- Exercice proposé A
Dans l'article sur le projet de Trump pour Gaza, comment Trump s'identifie-t-il aujourd'hui sur le plan religieux ?
- Exercice proposé B
Reprenez mot pour mot le passage de l'article sur le projet de Trump pour Gaza qui va de « Joseph Massad, 7 » jusqu'à « le capitalisme américain. ».

- Section du texte
**********

Partager la publication "Le projet de Trump de coloniser Gaza rappelle les missions américaines ratées du XIXe siècle"
Joseph Massad, 7 février 2025. Si le protestantisme – avant et après le livre fondateur de Max Weber sur le sujet – en est venu à être identifié comme la religion emblématique du capitalisme, alors le président américain Donald Trump a toujours été un converti.
Ancien presbytérien, il s’identifie maintenant comme un « chrétien non confessionnel » et assiste rarement aux services religieux, mais s’entoure de protestants évangéliques. En effet, une majorité de protestants évangéliques américains blancs le considèrent comme « luttant pour leurs croyances ».
Dans sa capacité restaurée de grand missionnaire du capitalisme et de l’impérialisme américains depuis son récent retour à la Maison Blanche, Trump a fait plusieurs déclarations missionnaires et annoncé un certain nombre de décisions politiques pour faire progresser le capitalisme américain.
Celles-ci incluent, sans s’y limiter, l’expansion territoriale impériale recherchée des États-Unis par le pouvoir de l’argent ou la force militaire.
Le projet évangélique capitaliste de Trump visant à voler et coloniser Gaza n’est cependant pas le premier projet américain d’établissement des colonies en Palestine.
Tout comme son ambition de conquérir le Canada, le Groenland danois et le canal de Panama reflète les idéologies impérialistes américaines du XIXe siècle comme le « continentalisme » et la « destinée manifeste », son projet de colonisation de la Palestine par les États-Unis reflète celui des protestants américains fanatiques de la même époque.
Prise de contrôle américaine
Au cours des dernières semaines, le plan de Trump pour une prise de contrôle américaine de Gaza a progressé, passant d’un appel initial à l’expulsion – ou du moins à l’auto-expulsion – de la plupart des Palestiniens vivant à Gaza vers la Jordanie et l’Égypte, à sa déclaration plus récente prônant l’expulsion de tous les Palestiniens et une prise de contrôle américaine du territoire palestinien.
Il s’agit du même territoire qu’Israël a dévasté au cours du génocide perpétré contre sa population palestinienne depuis octobre 2023.
Semblant peu impressionné par la Côte d’Azur sur la Méditerranée, Trump veut construire une autre « Riviera du Moyen-Orient ».
En attendant, les Palestiniens expulsés se verraient offrir « un logement de très bonne qualité, comme une belle ville, comme un endroit où ils peuvent vivre et ne pas mourir parce que Gaza est une garantie qu’ils finiront par mourir », a déclaré Trump aux journalistes.
Trump impute vraisemblablement le coût de ces « logements de bonne qualité » aux pays arabes.
En attendant, les Américains construiraient la « Riviera » dans le cadre de ce que Trump appelle une « position de propriétaire » – ou, comme l’a décrit CNN, partisan enthousiaste de la guerre d’Israël contre Gaza, « du colonialisme pour le 21e siècle ».
Trump a ajouté :
« Nous en serons les propriétaires et nous serons responsables de la destruction de toutes les bombes et autres munitions dangereuses non explosées sur le site. Nous raserons le site et nous débarrasserons des bâtiments détruits, nous le raserons, nous créerons un développement économique qui fournira un nombre illimité d’emplois et de logements aux habitants de la région, nous ferons un vrai travail, nous ferons quelque chose de différent. »

**********

- Extrait de données
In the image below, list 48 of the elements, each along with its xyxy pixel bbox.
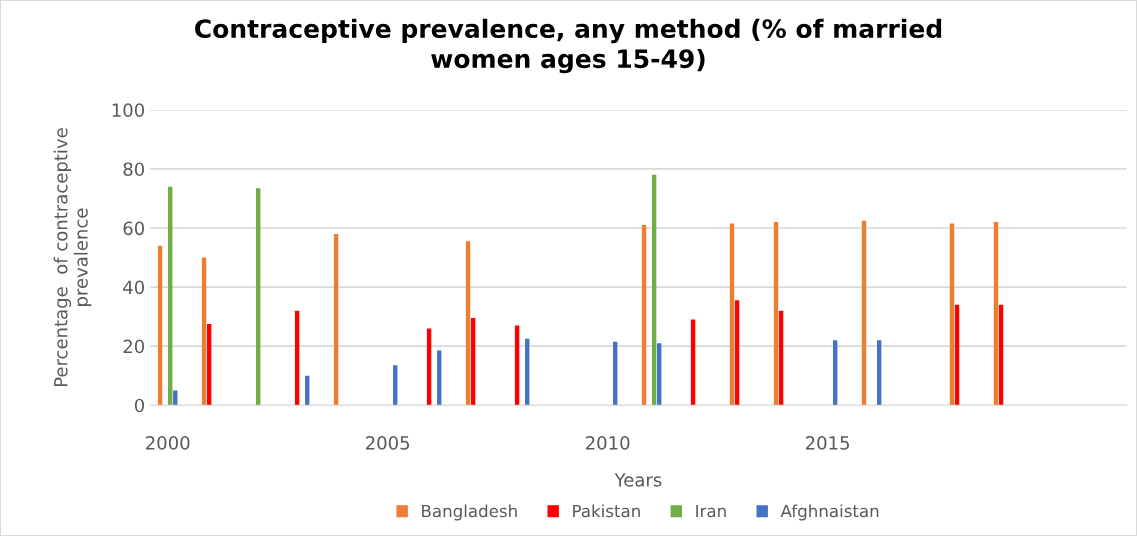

**********

- Corrigé A
Il s'identifie comme un « chrétien non confessionnel ».

- Corrigé B
Joseph Massad, 7 février 2025. Si le protestantisme – avant et après le livre fondateur de Max Weber sur le sujet – en est venu à être identifié comme la religion emblématique du capitalisme, alors le président américain Donald Trump a toujours été un converti.
Ancien presbytérien, il s’identifie maintenant comme un « chrétien non confessionnel » et assiste rarement aux services religieux, mais s’entoure de protestants évangéliques. En effet, une majorité de protestants évangéliques américains blancs le considèrent comme « luttant pour leurs croyances ».
Dans sa capacité restaurée de grand missionnaire du capitalisme et de l’impérialisme américains depuis son récent retour à la Maison Blanche, Trump a fait plusieurs déclarations missionnaires et annoncé un certain nombre de décisions politiques pour faire progresser le capitalisme américain.